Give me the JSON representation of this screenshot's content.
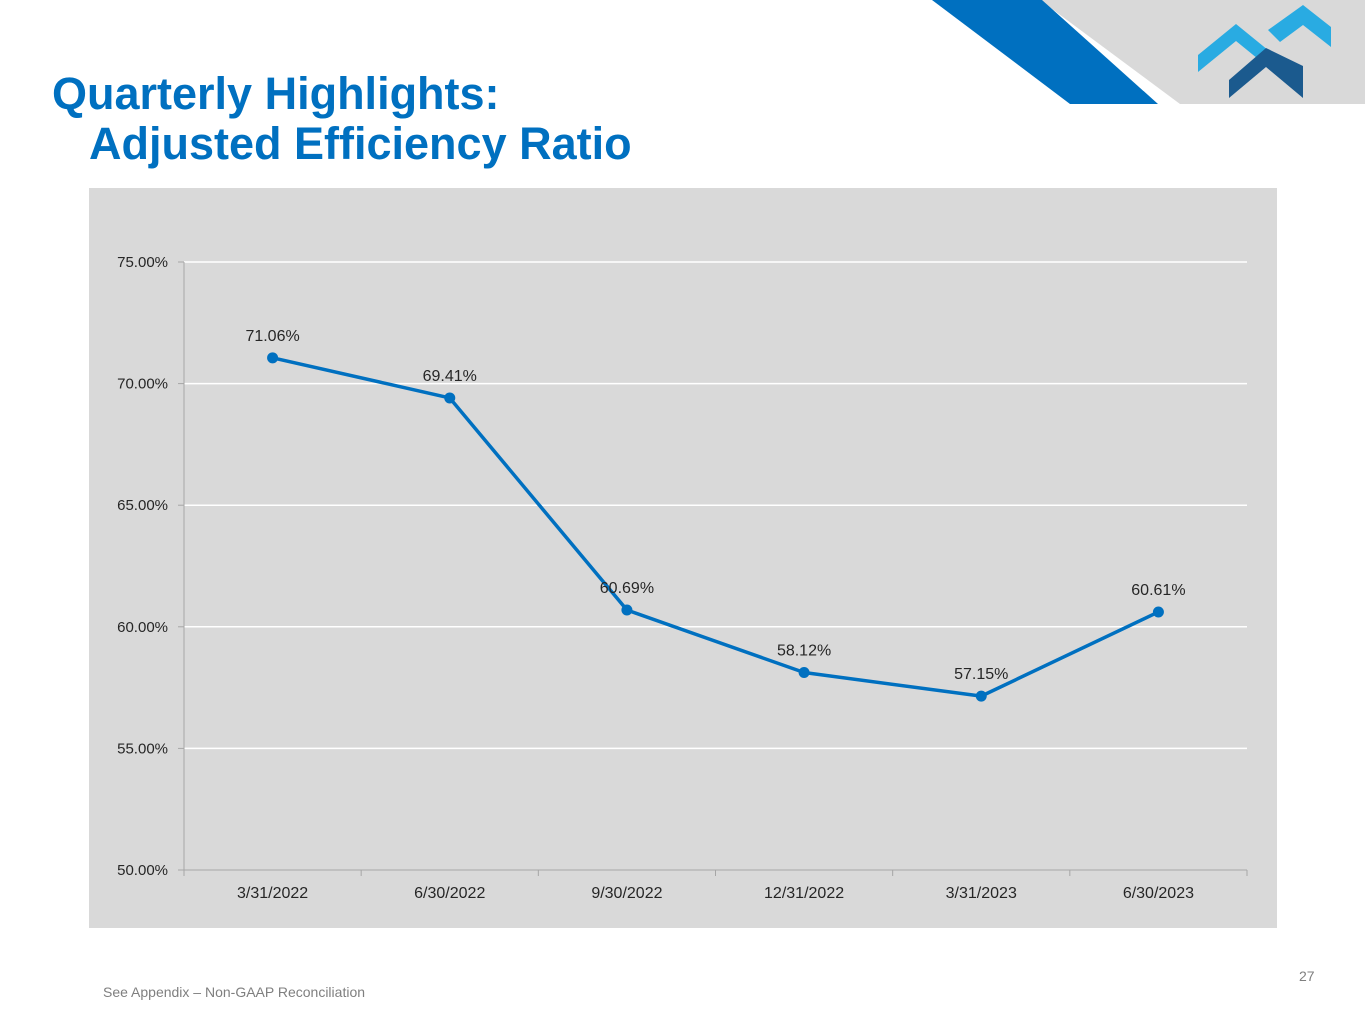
{
  "slide": {
    "title": "Quarterly Highlights:",
    "subtitle": "Adjusted Efficiency Ratio",
    "footnote": "See Appendix – Non-GAAP Reconciliation",
    "page_number": "27"
  },
  "colors": {
    "brand_blue": "#0070C0",
    "logo_light_blue": "#29ABE2",
    "logo_dark_blue": "#1B5A8E",
    "chart_background": "#D9D9D9",
    "line_color": "#0070C0",
    "gridline": "#FFFFFF"
  },
  "chart_data": {
    "type": "line",
    "title": "",
    "xlabel": "",
    "ylabel": "",
    "categories": [
      "3/31/2022",
      "6/30/2022",
      "9/30/2022",
      "12/31/2022",
      "3/31/2023",
      "6/30/2023"
    ],
    "series": [
      {
        "name": "Adjusted Efficiency Ratio",
        "values": [
          71.06,
          69.41,
          60.69,
          58.12,
          57.15,
          60.61
        ],
        "labels": [
          "71.06%",
          "69.41%",
          "60.69%",
          "58.12%",
          "57.15%",
          "60.61%"
        ]
      }
    ],
    "ylim": [
      50,
      75
    ],
    "yticks": [
      50,
      55,
      60,
      65,
      70,
      75
    ],
    "ytick_labels": [
      "50.00%",
      "55.00%",
      "60.00%",
      "65.00%",
      "70.00%",
      "75.00%"
    ],
    "grid": true,
    "legend": "none"
  }
}
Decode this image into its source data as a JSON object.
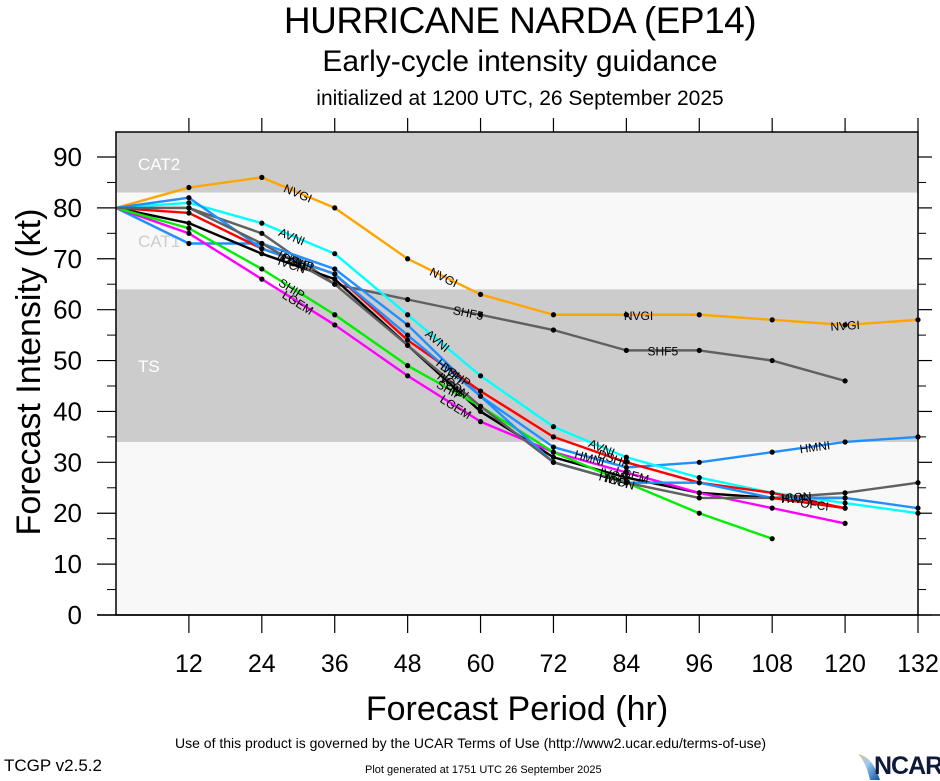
{
  "chart_data": {
    "type": "line",
    "title": "HURRICANE NARDA (EP14)",
    "subtitle": "Early-cycle intensity guidance",
    "subtitle2": "initialized at 1200 UTC, 26 September 2025",
    "xlabel": "Forecast Period (hr)",
    "ylabel": "Forecast Intensity (kt)",
    "xlim": [
      0,
      132
    ],
    "ylim": [
      0,
      90
    ],
    "xticks": [
      12,
      24,
      36,
      48,
      60,
      72,
      84,
      96,
      108,
      120,
      132
    ],
    "yticks": [
      0,
      10,
      20,
      30,
      40,
      50,
      60,
      70,
      80,
      90
    ],
    "grid": false,
    "bands": [
      {
        "label": "CAT2",
        "from": 83,
        "to": 95,
        "shade": "#cccccc"
      },
      {
        "label": "CAT1",
        "from": 64,
        "to": 83,
        "shade": "#f8f8f8"
      },
      {
        "label": "TS",
        "from": 34,
        "to": 64,
        "shade": "#cccccc"
      },
      {
        "label": "",
        "from": 0,
        "to": 34,
        "shade": "#f8f8f8"
      }
    ],
    "series": [
      {
        "name": "NVGI",
        "color": "#ffa500",
        "x": [
          0,
          12,
          24,
          36,
          48,
          60,
          72,
          84,
          96,
          108,
          120,
          132
        ],
        "y": [
          80,
          84,
          86,
          80,
          70,
          63,
          59,
          59,
          59,
          58,
          57,
          58
        ],
        "labels_at": [
          30,
          54,
          86,
          120
        ]
      },
      {
        "name": "SHF5",
        "color": "#606060",
        "x": [
          0,
          12,
          24,
          36,
          48,
          60,
          72,
          84,
          96,
          108,
          120
        ],
        "y": [
          80,
          80,
          75,
          65,
          62,
          59,
          56,
          52,
          52,
          50,
          46
        ],
        "labels_at": [
          58,
          90
        ]
      },
      {
        "name": "HMNI",
        "color": "#1e90ff",
        "x": [
          0,
          12,
          24,
          36,
          48,
          60,
          72,
          84,
          96,
          108,
          120,
          132
        ],
        "y": [
          80,
          73,
          73,
          68,
          57,
          43,
          33,
          29,
          30,
          32,
          34,
          35
        ],
        "labels_at": [
          78,
          115
        ]
      },
      {
        "name": "AVNI",
        "color": "#00ffff",
        "x": [
          0,
          12,
          24,
          36,
          48,
          60,
          72,
          84,
          96,
          108,
          120,
          132
        ],
        "y": [
          80,
          81,
          77,
          71,
          59,
          47,
          37,
          31,
          27,
          24,
          22,
          20
        ],
        "labels_at": [
          29,
          53,
          80
        ]
      },
      {
        "name": "IVCN",
        "color": "#000000",
        "x": [
          0,
          12,
          24,
          36,
          48,
          60,
          72,
          84,
          96,
          108,
          120
        ],
        "y": [
          80,
          77,
          71,
          66,
          53,
          40,
          31,
          27,
          24,
          23,
          23
        ],
        "labels_at": [
          29,
          55,
          82
        ]
      },
      {
        "name": "DSHP",
        "color": "#ff0000",
        "x": [
          0,
          12,
          24,
          36,
          48,
          60,
          72,
          84,
          96,
          108,
          120
        ],
        "y": [
          80,
          79,
          72,
          67,
          54,
          44,
          35,
          30,
          26,
          24,
          21
        ],
        "labels_at": [
          30,
          56,
          82
        ]
      },
      {
        "name": "LGEM",
        "color": "#ff00ff",
        "x": [
          0,
          12,
          24,
          36,
          48,
          60,
          72,
          84,
          96,
          108,
          120
        ],
        "y": [
          80,
          75,
          66,
          57,
          47,
          38,
          32,
          28,
          24,
          21,
          18
        ],
        "labels_at": [
          30,
          56,
          85
        ]
      },
      {
        "name": "SHIP",
        "color": "#00ee00",
        "x": [
          0,
          12,
          24,
          36,
          48,
          60,
          72,
          84,
          96,
          108
        ],
        "y": [
          80,
          76,
          68,
          59,
          49,
          41,
          32,
          26,
          20,
          15
        ],
        "labels_at": [
          29,
          55
        ]
      },
      {
        "name": "HWFI",
        "color": "#1e90ff",
        "x": [
          0,
          12,
          24,
          36,
          48,
          60,
          72,
          84,
          96,
          108,
          120,
          132
        ],
        "y": [
          80,
          82,
          72,
          67,
          55,
          43,
          30,
          26,
          26,
          23,
          23,
          21
        ],
        "labels_at": [
          30,
          55,
          82,
          112
        ]
      },
      {
        "name": "ICON",
        "color": "#606060",
        "x": [
          0,
          12,
          24,
          36,
          48,
          60,
          72,
          84,
          96,
          108,
          120,
          132
        ],
        "y": [
          80,
          80,
          73,
          65,
          53,
          41,
          30,
          26,
          23,
          23,
          24,
          26
        ],
        "labels_at": [
          29,
          56,
          83,
          112
        ]
      },
      {
        "name": "OFCI",
        "color": "#ff0000",
        "x": [
          108,
          120
        ],
        "y": [
          23,
          21
        ],
        "labels_at": [
          115
        ]
      }
    ]
  },
  "footer": {
    "terms": "Use of this product is governed by the UCAR Terms of Use (http://www2.ucar.edu/terms-of-use)",
    "version": "TCGP v2.5.2",
    "generated": "Plot generated at 1751 UTC   26 September 2025",
    "logo": "NCAR"
  }
}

━━━━━━━━━━━━━━━━━━━━━━━━━━━━━━

Write out the entries again, exactly as given, skipping any images.

Give me the JSON representation of this screenshot's content.
{
  "slide": {
    "title": "Quarterly Highlights:",
    "subtitle": "Adjusted Efficiency Ratio",
    "footnote": "See Appendix – Non-GAAP Reconciliation",
    "page_number": "27"
  },
  "colors": {
    "brand_blue": "#0070C0",
    "logo_light_blue": "#29ABE2",
    "logo_dark_blue": "#1B5A8E",
    "chart_background": "#D9D9D9",
    "line_color": "#0070C0",
    "gridline": "#FFFFFF"
  },
  "chart_data": {
    "type": "line",
    "title": "",
    "xlabel": "",
    "ylabel": "",
    "categories": [
      "3/31/2022",
      "6/30/2022",
      "9/30/2022",
      "12/31/2022",
      "3/31/2023",
      "6/30/2023"
    ],
    "series": [
      {
        "name": "Adjusted Efficiency Ratio",
        "values": [
          71.06,
          69.41,
          60.69,
          58.12,
          57.15,
          60.61
        ],
        "labels": [
          "71.06%",
          "69.41%",
          "60.69%",
          "58.12%",
          "57.15%",
          "60.61%"
        ]
      }
    ],
    "ylim": [
      50,
      75
    ],
    "yticks": [
      50,
      55,
      60,
      65,
      70,
      75
    ],
    "ytick_labels": [
      "50.00%",
      "55.00%",
      "60.00%",
      "65.00%",
      "70.00%",
      "75.00%"
    ],
    "grid": true,
    "legend": "none"
  }
}
Decode this image into its source data as a JSON object.
{
  "chart_data": {
    "type": "line",
    "title": "HURRICANE NARDA (EP14)",
    "subtitle": "Early-cycle intensity guidance",
    "subtitle2": "initialized at 1200 UTC, 26 September 2025",
    "xlabel": "Forecast Period (hr)",
    "ylabel": "Forecast Intensity (kt)",
    "xlim": [
      0,
      132
    ],
    "ylim": [
      0,
      90
    ],
    "xticks": [
      12,
      24,
      36,
      48,
      60,
      72,
      84,
      96,
      108,
      120,
      132
    ],
    "yticks": [
      0,
      10,
      20,
      30,
      40,
      50,
      60,
      70,
      80,
      90
    ],
    "grid": false,
    "bands": [
      {
        "label": "CAT2",
        "from": 83,
        "to": 95,
        "shade": "#cccccc"
      },
      {
        "label": "CAT1",
        "from": 64,
        "to": 83,
        "shade": "#f8f8f8"
      },
      {
        "label": "TS",
        "from": 34,
        "to": 64,
        "shade": "#cccccc"
      },
      {
        "label": "",
        "from": 0,
        "to": 34,
        "shade": "#f8f8f8"
      }
    ],
    "series": [
      {
        "name": "NVGI",
        "color": "#ffa500",
        "x": [
          0,
          12,
          24,
          36,
          48,
          60,
          72,
          84,
          96,
          108,
          120,
          132
        ],
        "y": [
          80,
          84,
          86,
          80,
          70,
          63,
          59,
          59,
          59,
          58,
          57,
          58
        ],
        "labels_at": [
          30,
          54,
          86,
          120
        ]
      },
      {
        "name": "SHF5",
        "color": "#606060",
        "x": [
          0,
          12,
          24,
          36,
          48,
          60,
          72,
          84,
          96,
          108,
          120
        ],
        "y": [
          80,
          80,
          75,
          65,
          62,
          59,
          56,
          52,
          52,
          50,
          46
        ],
        "labels_at": [
          58,
          90
        ]
      },
      {
        "name": "HMNI",
        "color": "#1e90ff",
        "x": [
          0,
          12,
          24,
          36,
          48,
          60,
          72,
          84,
          96,
          108,
          120,
          132
        ],
        "y": [
          80,
          73,
          73,
          68,
          57,
          43,
          33,
          29,
          30,
          32,
          34,
          35
        ],
        "labels_at": [
          78,
          115
        ]
      },
      {
        "name": "AVNI",
        "color": "#00ffff",
        "x": [
          0,
          12,
          24,
          36,
          48,
          60,
          72,
          84,
          96,
          108,
          120,
          132
        ],
        "y": [
          80,
          81,
          77,
          71,
          59,
          47,
          37,
          31,
          27,
          24,
          22,
          20
        ],
        "labels_at": [
          29,
          53,
          80
        ]
      },
      {
        "name": "IVCN",
        "color": "#000000",
        "x": [
          0,
          12,
          24,
          36,
          48,
          60,
          72,
          84,
          96,
          108,
          120
        ],
        "y": [
          80,
          77,
          71,
          66,
          53,
          40,
          31,
          27,
          24,
          23,
          23
        ],
        "labels_at": [
          29,
          55,
          82
        ]
      },
      {
        "name": "DSHP",
        "color": "#ff0000",
        "x": [
          0,
          12,
          24,
          36,
          48,
          60,
          72,
          84,
          96,
          108,
          120
        ],
        "y": [
          80,
          79,
          72,
          67,
          54,
          44,
          35,
          30,
          26,
          24,
          21
        ],
        "labels_at": [
          30,
          56,
          82
        ]
      },
      {
        "name": "LGEM",
        "color": "#ff00ff",
        "x": [
          0,
          12,
          24,
          36,
          48,
          60,
          72,
          84,
          96,
          108,
          120
        ],
        "y": [
          80,
          75,
          66,
          57,
          47,
          38,
          32,
          28,
          24,
          21,
          18
        ],
        "labels_at": [
          30,
          56,
          85
        ]
      },
      {
        "name": "SHIP",
        "color": "#00ee00",
        "x": [
          0,
          12,
          24,
          36,
          48,
          60,
          72,
          84,
          96,
          108
        ],
        "y": [
          80,
          76,
          68,
          59,
          49,
          41,
          32,
          26,
          20,
          15
        ],
        "labels_at": [
          29,
          55
        ]
      },
      {
        "name": "HWFI",
        "color": "#1e90ff",
        "x": [
          0,
          12,
          24,
          36,
          48,
          60,
          72,
          84,
          96,
          108,
          120,
          132
        ],
        "y": [
          80,
          82,
          72,
          67,
          55,
          43,
          30,
          26,
          26,
          23,
          23,
          21
        ],
        "labels_at": [
          30,
          55,
          82,
          112
        ]
      },
      {
        "name": "ICON",
        "color": "#606060",
        "x": [
          0,
          12,
          24,
          36,
          48,
          60,
          72,
          84,
          96,
          108,
          120,
          132
        ],
        "y": [
          80,
          80,
          73,
          65,
          53,
          41,
          30,
          26,
          23,
          23,
          24,
          26
        ],
        "labels_at": [
          29,
          56,
          83,
          112
        ]
      },
      {
        "name": "OFCI",
        "color": "#ff0000",
        "x": [
          108,
          120
        ],
        "y": [
          23,
          21
        ],
        "labels_at": [
          115
        ]
      }
    ]
  },
  "footer": {
    "terms": "Use of this product is governed by the UCAR Terms of Use (http://www2.ucar.edu/terms-of-use)",
    "version": "TCGP v2.5.2",
    "generated": "Plot generated at 1751 UTC   26 September 2025",
    "logo": "NCAR"
  }
}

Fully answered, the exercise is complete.